CAMICIE NERE di Franco Astengo
Savona ha vissuto giornate di vero e proprio dispregio della memoria di un Città medaglia d’oro della Resistenza, la cui ricorrenza quarantennale è stata tra l’altro bellamente ignorata dall’Amministrazione Comunale di destra.
Sabato scorso è accaduto un fatto grave, al limite dell’indicibile: la Signora Sindaco e il Signor Prefetto hanno candidamente assistito senza battere ciglio a una cerimonia svoltasi nel cimitero cittadino di Zinola per lo scoprimento di una lapide in memoria dei soldati savonesi caduti nel corso della seconda guerra mondiale: da un lato della lapide sono indicati i corpi combattenti da onorare nella memoria e tra gli alpini, gli artiglieri, i fanti, hanno trovato inopinatamente posto le “camicie nere”.
Alla reazione delle associazioni e delle forze politiche democratiche e antifasciste la risposta della Signora Sindaco è stata di “non conoscenza dei contenuti della lapide” e, per il futuro, della necessità di confrontarsi con l’associazione che ha promosso la lapide (una non meglio identificata Associazione “Caduti senza croce”).
Potrà apparire superfluo ma invece è assolutamente necessario chiarire un punto preliminare: anche perché, da parte dei rappresentanti dell’Associazione in questione si sostiene la piena integrazione, all’epoca, delle Camicie Nere nell’esercito regolare. Integrazione da cui deriverebbe di conseguenza la loro assimilazione ,anche nel ricordo,ai reparti combattenti.
Va ricordato con grande chiarezza e disegno di verità storica che la Camicia Nera è stata la divisa del fascismo e che il fascismo rimane la più grande disgrazia capitata al nostro Paese nella sua storia.

CONSEGNA 1:
Puoi ricopiare tali e quali le righe dei record, dalla riga con "sub-item-label: Instrumentation: [883, 752, 1035, 777]" a quella con "list-item-number: 2.: [164, 685, 183, 710]", entrambe comprese?

DATI IN INGRESSO:

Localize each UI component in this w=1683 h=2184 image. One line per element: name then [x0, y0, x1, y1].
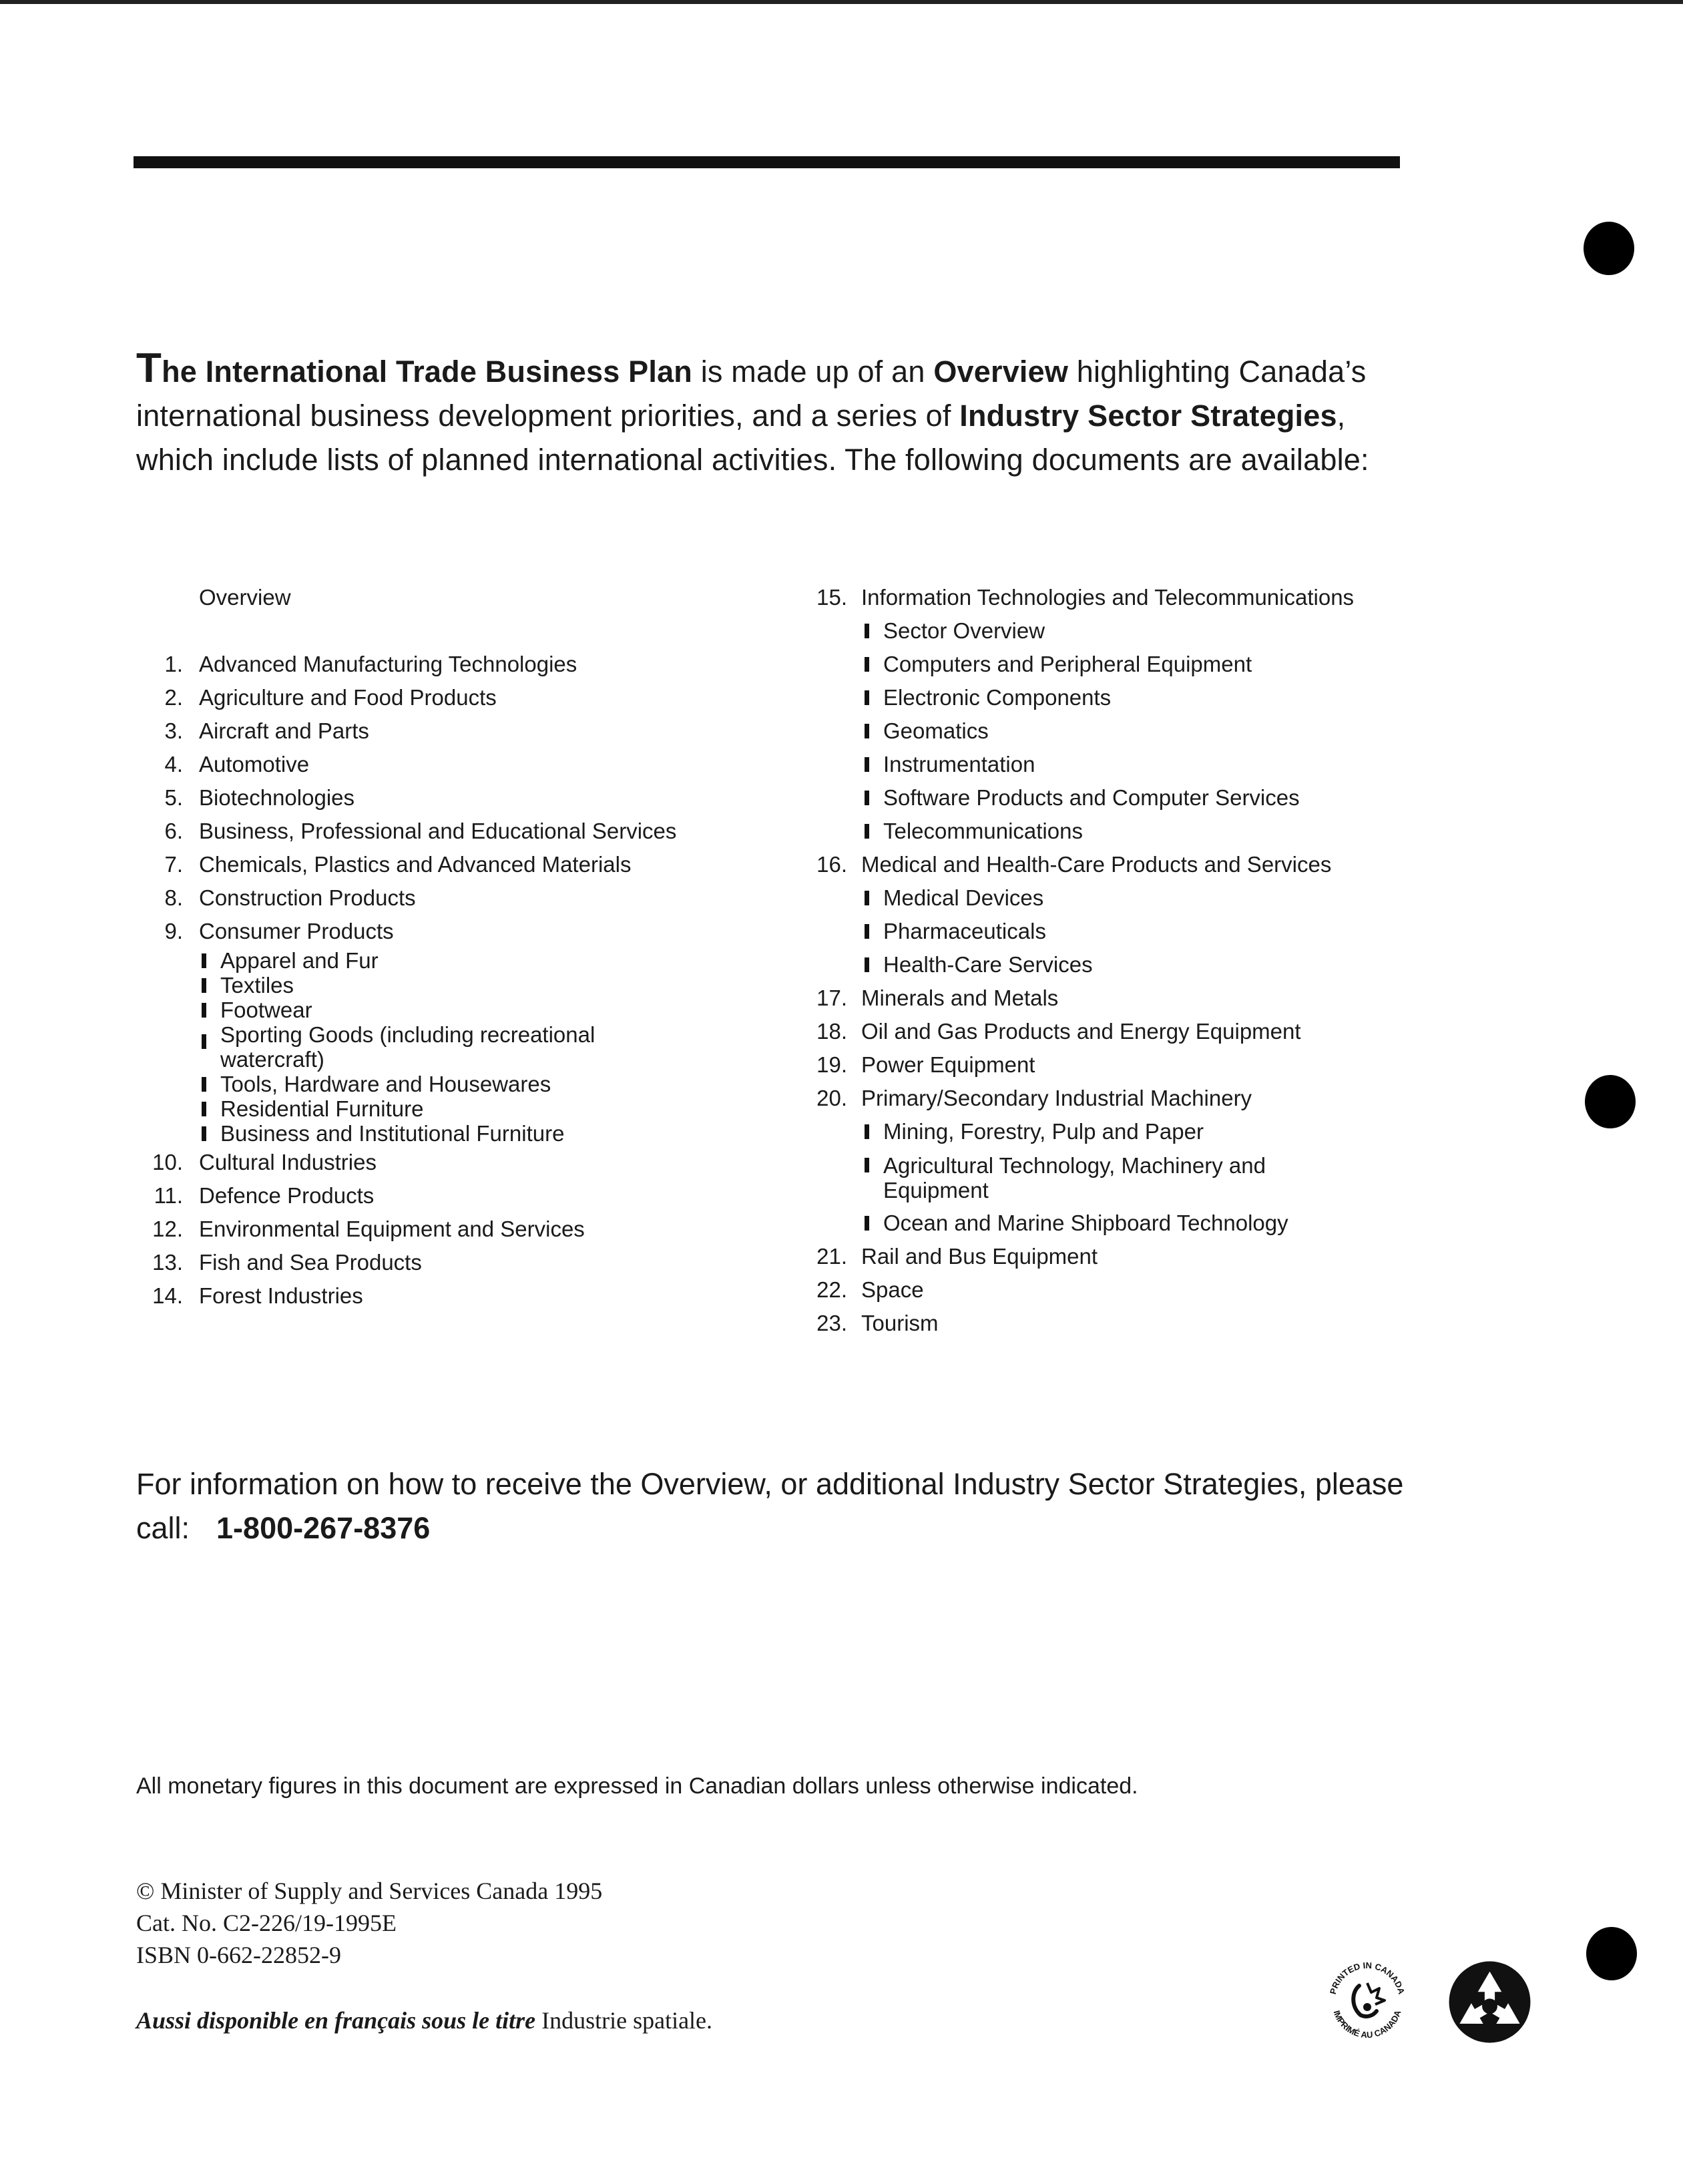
sub-item-label: Instrumentation: [883, 752, 1035, 777]
list-item: [134, 881, 768, 915]
list-item-label: Rail and Bus Equipment: [861, 1244, 1098, 1269]
sub-item: [798, 1207, 1465, 1240]
intro-drop-letter: T: [136, 345, 162, 391]
list-item-number: 15.: [816, 585, 847, 610]
list-item-number: 17.: [816, 986, 847, 1010]
phone-number: 1-800-267-8376: [216, 1511, 431, 1545]
list-item: [134, 848, 768, 881]
documents-list-right: [798, 581, 1465, 1340]
square-bullet-icon: [865, 724, 869, 738]
list-item-label: Oil and Gas Products and Energy Equipment: [861, 1019, 1301, 1044]
list-item-label: Chemicals, Plastics and Advanced Materials: [199, 852, 632, 877]
list-item: [134, 681, 768, 714]
sub-item-label: Tools, Hardware and Housewares: [220, 1072, 551, 1096]
list-item-number: 19.: [816, 1052, 847, 1077]
sub-item-label: Sporting Goods (including recreational watercraft): [220, 1022, 595, 1072]
sub-item-label: Ocean and Marine Shipboard Technology: [883, 1211, 1288, 1235]
list-item-number: 5.: [164, 785, 183, 810]
sub-item: [798, 948, 1465, 981]
intro-text: , which include lists of planned international activities. The following documents are available:: [136, 399, 1369, 477]
list-item: [798, 1048, 1465, 1082]
list-item-label: Consumer Products: [199, 919, 394, 943]
list-item: [134, 1279, 768, 1313]
sub-item-label: Business and Institutional Furniture: [220, 1121, 565, 1146]
binder-hole-icon: [1586, 1927, 1637, 1980]
french-note-italic: Aussi disponible en français sous le titre: [136, 2007, 536, 2034]
sub-item-label: Software Products and Computer Services: [883, 785, 1300, 810]
printed-in-canada-seal-icon: [1320, 1951, 1414, 2044]
sub-item-label: Agricultural Technology, Machinery and Equipment: [883, 1153, 1266, 1203]
intro-text: highlighting Canada’s international business development priorities, and a series of: [136, 355, 1367, 433]
list-item: [134, 748, 768, 781]
list-item-label: Overview: [199, 585, 291, 610]
list-item-number: 13.: [152, 1250, 183, 1275]
publication-info: [136, 1875, 602, 1971]
list-item-number: 16.: [816, 852, 847, 877]
list-item: [798, 848, 1465, 881]
square-bullet-icon: [202, 978, 206, 993]
list-item: [798, 1082, 1465, 1115]
list-item-number: 2.: [164, 685, 183, 710]
list-item-number: 18.: [816, 1019, 847, 1044]
sub-item-label: Footwear: [220, 998, 312, 1022]
sub-item-label: Residential Furniture: [220, 1096, 424, 1121]
square-bullet-icon: [202, 1077, 206, 1092]
sub-item: [798, 614, 1465, 648]
list-item-label: Fish and Sea Products: [199, 1250, 422, 1275]
list-item: [798, 981, 1465, 1015]
list-item-number: 11.: [154, 1183, 183, 1208]
svg-text:PRINTED IN CANADA: [1328, 1960, 1407, 1996]
sub-item-label: Pharmaceuticals: [883, 919, 1046, 943]
list-item: [798, 1240, 1465, 1273]
list-item-number: 23.: [816, 1311, 847, 1335]
list-item: [134, 648, 768, 681]
list-item: [798, 581, 1465, 614]
list-item-label: Environmental Equipment and Services: [199, 1217, 585, 1241]
list-item-number: 1.: [164, 652, 183, 676]
list-item: [134, 815, 768, 848]
square-bullet-icon: [202, 953, 206, 968]
isbn: ISBN 0-662-22852-9: [136, 1942, 341, 1968]
copyright-line: © Minister of Supply and Services Canada 1995: [136, 1878, 603, 1904]
list-item-number: 20.: [816, 1086, 847, 1110]
list-item-number: 8.: [164, 885, 183, 910]
list-item-number: 3.: [164, 718, 183, 743]
sub-item-label: Computers and Peripheral Equipment: [883, 652, 1252, 676]
square-bullet-icon: [865, 624, 869, 638]
binder-hole-icon: [1584, 222, 1634, 275]
square-bullet-icon: [865, 1158, 869, 1172]
list-item-number: 6.: [164, 819, 183, 843]
sub-item: [798, 815, 1465, 848]
seal-bottom-text: IMPRIMÉ AU CANADA: [1331, 2008, 1403, 2040]
square-bullet-icon: [202, 1003, 206, 1018]
sub-item: [798, 748, 1465, 781]
list-item-label: Agriculture and Food Products: [199, 685, 497, 710]
page-top-edge: [0, 0, 1683, 4]
list-item: [134, 1213, 768, 1246]
header-rule: [134, 156, 1400, 168]
list-item-label: Forest Industries: [199, 1283, 363, 1308]
list-item: [134, 714, 768, 748]
list-item-label: Cultural Industries: [199, 1150, 377, 1174]
list-item-label: Advanced Manufacturing Technologies: [199, 652, 577, 676]
square-bullet-icon: [202, 1102, 206, 1116]
sub-item: [798, 1148, 1465, 1207]
list-item: [134, 1246, 768, 1279]
sector-strategies-term: Industry Sector Strategies: [959, 399, 1337, 433]
contact-text: For information on how to receive the Overview, or additional Industry Sector Strategies, please call:: [136, 1467, 1404, 1545]
french-title: Industrie spatiale.: [541, 2007, 713, 2034]
square-bullet-icon: [865, 824, 869, 839]
list-item: [134, 1146, 768, 1179]
list-item-label: Defence Products: [199, 1183, 375, 1208]
monetary-note: All monetary figures in this document are expressed in Canadian dollars unless otherwise indicated.: [136, 1773, 1138, 1799]
binder-hole-icon: [1585, 1075, 1636, 1128]
list-item-overview: [134, 581, 768, 614]
sub-item: [134, 1022, 768, 1072]
list-item: [798, 1273, 1465, 1307]
list-item-number: 7.: [164, 852, 183, 877]
intro-paragraph: [136, 345, 1405, 482]
sub-item: [798, 915, 1465, 948]
sub-item: [798, 881, 1465, 915]
list-item-label: Biotechnologies: [199, 785, 354, 810]
list-item-label: Automotive: [199, 752, 310, 777]
sub-item-label: Apparel and Fur: [220, 948, 379, 973]
sub-item: [134, 998, 768, 1022]
square-bullet-icon: [202, 1126, 206, 1141]
sub-item-label: Electronic Components: [883, 685, 1112, 710]
list-item-label: Business, Professional and Educational Services: [199, 819, 677, 843]
sub-item-label: Telecommunications: [883, 819, 1083, 843]
sub-item-label: Textiles: [220, 973, 294, 998]
list-item-label: Primary/Secondary Industrial Machinery: [861, 1086, 1252, 1110]
list-spacer: [134, 614, 768, 648]
list-item-label: Construction Products: [199, 885, 416, 910]
sub-item: [798, 648, 1465, 681]
list-item-label: Minerals and Metals: [861, 986, 1059, 1010]
list-item-number: 14.: [152, 1283, 183, 1308]
list-item-label: Power Equipment: [861, 1052, 1035, 1077]
sub-item: [134, 1072, 768, 1096]
square-bullet-icon: [865, 891, 869, 905]
list-item-label: Medical and Health-Care Products and Services: [861, 852, 1332, 877]
contact-info: [136, 1462, 1471, 1550]
list-item: [134, 915, 768, 948]
overview-term: Overview: [933, 355, 1069, 389]
list-item-label: Aircraft and Parts: [199, 718, 369, 743]
sub-item-label: Mining, Forestry, Pulp and Paper: [883, 1119, 1204, 1144]
list-item-label: Information Technologies and Telecommunications: [861, 585, 1355, 610]
svg-text:IMPRIMÉ AU CANADA: [1332, 2008, 1403, 2040]
list-item-number: 9.: [164, 919, 183, 943]
square-bullet-icon: [865, 690, 869, 705]
sub-item-label: Geomatics: [883, 718, 989, 743]
sub-item: [134, 1121, 768, 1146]
square-bullet-icon: [865, 791, 869, 805]
list-item-label: Space: [861, 1277, 924, 1302]
list-item-number: 4.: [164, 752, 183, 777]
sub-item: [798, 781, 1465, 815]
recycle-icon: [1447, 1960, 1532, 2044]
square-bullet-icon: [865, 1216, 869, 1231]
sub-item: [798, 714, 1465, 748]
list-item: [798, 1307, 1465, 1340]
sub-item: [134, 1096, 768, 1121]
plan-title: he International Trade Business Plan: [162, 355, 692, 389]
list-item-number: 22.: [816, 1277, 847, 1302]
sub-item-label: Sector Overview: [883, 618, 1045, 643]
documents-list-left: [134, 581, 768, 1313]
square-bullet-icon: [865, 1124, 869, 1139]
list-item: [134, 781, 768, 815]
list-item: [134, 1179, 768, 1213]
sub-item: [134, 973, 768, 998]
square-bullet-icon: [865, 957, 869, 972]
square-bullet-icon: [865, 657, 869, 672]
sub-item-label: Health-Care Services: [883, 952, 1093, 977]
square-bullet-icon: [865, 924, 869, 939]
sub-item-label: Medical Devices: [883, 885, 1044, 910]
list-item-label: Tourism: [861, 1311, 939, 1335]
seal-top-text: PRINTED IN CANADA: [1327, 1960, 1407, 1996]
french-availability-note: [136, 2004, 712, 2036]
catalogue-number: Cat. No. C2-226/19-1995E: [136, 1910, 397, 1936]
list-item: [798, 1015, 1465, 1048]
sub-item: [798, 1115, 1465, 1148]
sub-item: [798, 681, 1465, 714]
sub-item: [134, 948, 768, 973]
list-item-number: 10.: [152, 1150, 183, 1174]
list-item-number: 21.: [816, 1244, 847, 1269]
square-bullet-icon: [202, 1034, 206, 1049]
intro-text: is made up of an: [692, 355, 934, 389]
square-bullet-icon: [865, 757, 869, 772]
list-item-number: 12.: [152, 1217, 183, 1241]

CONSEGNA 2:
Puoi proseguire il testo sulla lapide del cimitero di Zinola a partire dal punto in cui si ferma?

RISULTATO 1:
sub-item-label: Instrumentation: [883, 752, 1035, 777]
list-item: [134, 881, 768, 915]
list-item-label: Rail and Bus Equipment: [861, 1244, 1098, 1269]
sub-item: [798, 1207, 1465, 1240]
intro-drop-letter: T: [136, 345, 162, 391]
list-item-number: 15.: [816, 585, 847, 610]
list-item-number: 17.: [816, 986, 847, 1010]
phone-number: 1-800-267-8376: [216, 1511, 431, 1545]
list-item: [134, 848, 768, 881]
documents-list-right: [798, 581, 1465, 1340]
square-bullet-icon: [865, 724, 869, 738]
list-item-label: Oil and Gas Products and Energy Equipment: [861, 1019, 1301, 1044]
list-item-label: Chemicals, Plastics and Advanced Materials: [199, 852, 632, 877]
list-item: [134, 681, 768, 714]
sub-item-label: Tools, Hardware and Housewares: [220, 1072, 551, 1096]
list-item-number: 19.: [816, 1052, 847, 1077]
sub-item-label: Sporting Goods (including recreational watercraft): [220, 1022, 595, 1072]
sub-item-label: Ocean and Marine Shipboard Technology: [883, 1211, 1288, 1235]
list-item-number: 5.: [164, 785, 183, 810]
sub-item: [798, 948, 1465, 981]
intro-text: , which include lists of planned international activities. The following documents are available:: [136, 399, 1369, 477]
list-item: [798, 1048, 1465, 1082]
list-item-label: Consumer Products: [199, 919, 394, 943]
list-item: [134, 1279, 768, 1313]
sub-item-label: Business and Institutional Furniture: [220, 1121, 565, 1146]
binder-hole-icon: [1586, 1927, 1637, 1980]
french-note-italic: Aussi disponible en français sous le titre: [136, 2007, 536, 2034]
sub-item-label: Software Products and Computer Services: [883, 785, 1300, 810]
printed-in-canada-seal-icon: [1320, 1951, 1414, 2044]
sub-item-label: Agricultural Technology, Machinery and Equipment: [883, 1153, 1266, 1203]
intro-text: highlighting Canada’s international business development priorities, and a series of: [136, 355, 1367, 433]
list-item: [134, 748, 768, 781]
list-item-label: Overview: [199, 585, 291, 610]
list-item-number: 13.: [152, 1250, 183, 1275]
publication-info: [136, 1875, 602, 1971]
list-item-number: 16.: [816, 852, 847, 877]
list-item: [798, 848, 1465, 881]
square-bullet-icon: [202, 978, 206, 993]
list-item: [798, 1082, 1465, 1115]
list-item-number: 2.: [164, 685, 183, 710]

RISULTATO 2:
La Camicia Nera fu adottata quasi subito dal fascismo come suo emblema, del resto il nero era considerato come il colore della morte e la bandiera degli Arditi lo accompagnava con il teschio con il pugnale tra i denti.
La camicia nera fu adottata da Italo Balbo fin dalla marcia su Ravenna e poi, naturalmente, nella marcia su Roma.
Gli squadristi che nel biennio 1920 – 1922 avevano insanguinato il Paese uccidendo, devastando, incendiando e rappresentando la leva attraverso la quale il fascismo aveva raggiunto il potere. Attraverso lo squadrismo delle Camicie nere, gli agrari e gli industriali erano riusciti a piegare la resistenza dei contadini e gli operai.
Gli squadristi in Camicia Nera furono poi inquadrati nella Milizia Volontaria Sicurezza Nazionale: un corpo armato parallelo a quelli dello Stato posto al servizio di una parte politica, così come il “Gran Consiglio del Fascismo” rappresentò un organo parallelo a quelli istituzionali previsti dallo Statuto.
Tutto questo avvenne molto prima del varo delle leggi cosiddette “fascistissime” (1925) attraverso le quali il fascismo assunse compiutamente le vesti di una dittatura.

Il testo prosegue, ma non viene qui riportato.